#### Information provided:
____

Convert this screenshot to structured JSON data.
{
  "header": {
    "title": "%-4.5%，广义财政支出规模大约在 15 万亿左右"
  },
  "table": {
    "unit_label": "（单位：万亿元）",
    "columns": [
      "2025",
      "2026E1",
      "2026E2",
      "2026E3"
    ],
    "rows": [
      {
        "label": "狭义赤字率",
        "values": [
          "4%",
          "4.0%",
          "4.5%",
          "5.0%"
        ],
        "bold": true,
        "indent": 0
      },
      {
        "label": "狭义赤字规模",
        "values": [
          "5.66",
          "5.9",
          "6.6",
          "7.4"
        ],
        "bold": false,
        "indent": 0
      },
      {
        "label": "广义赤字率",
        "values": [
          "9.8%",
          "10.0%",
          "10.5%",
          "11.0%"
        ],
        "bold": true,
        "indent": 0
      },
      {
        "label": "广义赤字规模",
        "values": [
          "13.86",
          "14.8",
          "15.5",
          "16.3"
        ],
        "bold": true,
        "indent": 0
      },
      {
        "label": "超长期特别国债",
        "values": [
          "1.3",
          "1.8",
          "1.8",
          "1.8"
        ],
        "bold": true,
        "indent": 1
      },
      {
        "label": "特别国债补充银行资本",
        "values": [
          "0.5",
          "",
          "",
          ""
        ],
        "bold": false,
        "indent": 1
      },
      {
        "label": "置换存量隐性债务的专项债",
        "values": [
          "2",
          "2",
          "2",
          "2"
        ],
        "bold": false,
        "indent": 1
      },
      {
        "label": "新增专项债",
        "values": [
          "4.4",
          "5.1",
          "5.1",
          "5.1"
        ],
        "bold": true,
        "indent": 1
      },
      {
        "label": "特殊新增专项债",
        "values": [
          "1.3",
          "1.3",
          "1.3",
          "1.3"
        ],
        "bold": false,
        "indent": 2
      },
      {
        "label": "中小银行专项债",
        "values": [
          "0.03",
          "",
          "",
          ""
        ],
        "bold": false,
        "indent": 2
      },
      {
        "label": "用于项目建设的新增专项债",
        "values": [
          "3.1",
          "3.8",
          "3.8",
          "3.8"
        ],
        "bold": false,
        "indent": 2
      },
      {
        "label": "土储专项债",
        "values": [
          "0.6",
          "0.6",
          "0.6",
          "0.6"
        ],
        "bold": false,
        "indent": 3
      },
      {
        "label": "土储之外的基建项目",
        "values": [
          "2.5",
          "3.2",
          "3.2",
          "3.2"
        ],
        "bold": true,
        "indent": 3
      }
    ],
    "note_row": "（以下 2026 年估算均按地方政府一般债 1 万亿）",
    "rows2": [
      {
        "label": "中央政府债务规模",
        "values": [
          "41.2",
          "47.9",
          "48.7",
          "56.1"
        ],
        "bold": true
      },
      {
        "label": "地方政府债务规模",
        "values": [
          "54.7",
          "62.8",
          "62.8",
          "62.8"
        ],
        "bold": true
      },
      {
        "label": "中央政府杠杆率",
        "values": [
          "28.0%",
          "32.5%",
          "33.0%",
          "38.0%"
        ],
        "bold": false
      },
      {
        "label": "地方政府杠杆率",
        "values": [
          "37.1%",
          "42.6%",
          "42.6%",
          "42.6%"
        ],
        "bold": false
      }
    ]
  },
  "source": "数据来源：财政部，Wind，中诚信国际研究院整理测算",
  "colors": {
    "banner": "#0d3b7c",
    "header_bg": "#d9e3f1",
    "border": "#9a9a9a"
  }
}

____

#### Goal:
Word for word, write out all of the data above.

#### Task answer:
Convert this screenshot to structured JSON data.
{
  "header": {
    "title": "%-4.5%，广义财政支出规模大约在 15 万亿左右"
  },
  "table": {
    "unit_label": "（单位：万亿元）",
    "columns": [
      "2025",
      "2026E1",
      "2026E2",
      "2026E3"
    ],
    "rows": [
      {
        "label": "狭义赤字率",
        "values": [
          "4%",
          "4.0%",
          "4.5%",
          "5.0%"
        ],
        "bold": true,
        "indent": 0
      },
      {
        "label": "狭义赤字规模",
        "values": [
          "5.66",
          "5.9",
          "6.6",
          "7.4"
        ],
        "bold": false,
        "indent": 0
      },
      {
        "label": "广义赤字率",
        "values": [
          "9.8%",
          "10.0%",
          "10.5%",
          "11.0%"
        ],
        "bold": true,
        "indent": 0
      },
      {
        "label": "广义赤字规模",
        "values": [
          "13.86",
          "14.8",
          "15.5",
          "16.3"
        ],
        "bold": true,
        "indent": 0
      },
      {
        "label": "超长期特别国债",
        "values": [
          "1.3",
          "1.8",
          "1.8",
          "1.8"
        ],
        "bold": true,
        "indent": 1
      },
      {
        "label": "特别国债补充银行资本",
        "values": [
          "0.5",
          "",
          "",
          ""
        ],
        "bold": false,
        "indent": 1
      },
      {
        "label": "置换存量隐性债务的专项债",
        "values": [
          "2",
          "2",
          "2",
          "2"
        ],
        "bold": false,
        "indent": 1
      },
      {
        "label": "新增专项债",
        "values": [
          "4.4",
          "5.1",
          "5.1",
          "5.1"
        ],
        "bold": true,
        "indent": 1
      },
      {
        "label": "特殊新增专项债",
        "values": [
          "1.3",
          "1.3",
          "1.3",
          "1.3"
        ],
        "bold": false,
        "indent": 2
      },
      {
        "label": "中小银行专项债",
        "values": [
          "0.03",
          "",
          "",
          ""
        ],
        "bold": false,
        "indent": 2
      },
      {
        "label": "用于项目建设的新增专项债",
        "values": [
          "3.1",
          "3.8",
          "3.8",
          "3.8"
        ],
        "bold": false,
        "indent": 2
      },
      {
        "label": "土储专项债",
        "values": [
          "0.6",
          "0.6",
          "0.6",
          "0.6"
        ],
        "bold": false,
        "indent": 3
      },
      {
        "label": "土储之外的基建项目",
        "values": [
          "2.5",
          "3.2",
          "3.2",
          "3.2"
        ],
        "bold": true,
        "indent": 3
      }
    ],
    "note_row": "（以下 2026 年估算均按地方政府一般债 1 万亿）",
    "rows2": [
      {
        "label": "中央政府债务规模",
        "values": [
          "41.2",
          "47.9",
          "48.7",
          "56.1"
        ],
        "bold": true
      },
      {
        "label": "地方政府债务规模",
        "values": [
          "54.7",
          "62.8",
          "62.8",
          "62.8"
        ],
        "bold": true
      },
      {
        "label": "中央政府杠杆率",
        "values": [
          "28.0%",
          "32.5%",
          "33.0%",
          "38.0%"
        ],
        "bold": false
      },
      {
        "label": "地方政府杠杆率",
        "values": [
          "37.1%",
          "42.6%",
          "42.6%",
          "42.6%"
        ],
        "bold": false
      }
    ]
  },
  "source": "数据来源：财政部，Wind，中诚信国际研究院整理测算",
  "colors": {
    "banner": "#0d3b7c",
    "header_bg": "#d9e3f1",
    "border": "#9a9a9a"
  }
}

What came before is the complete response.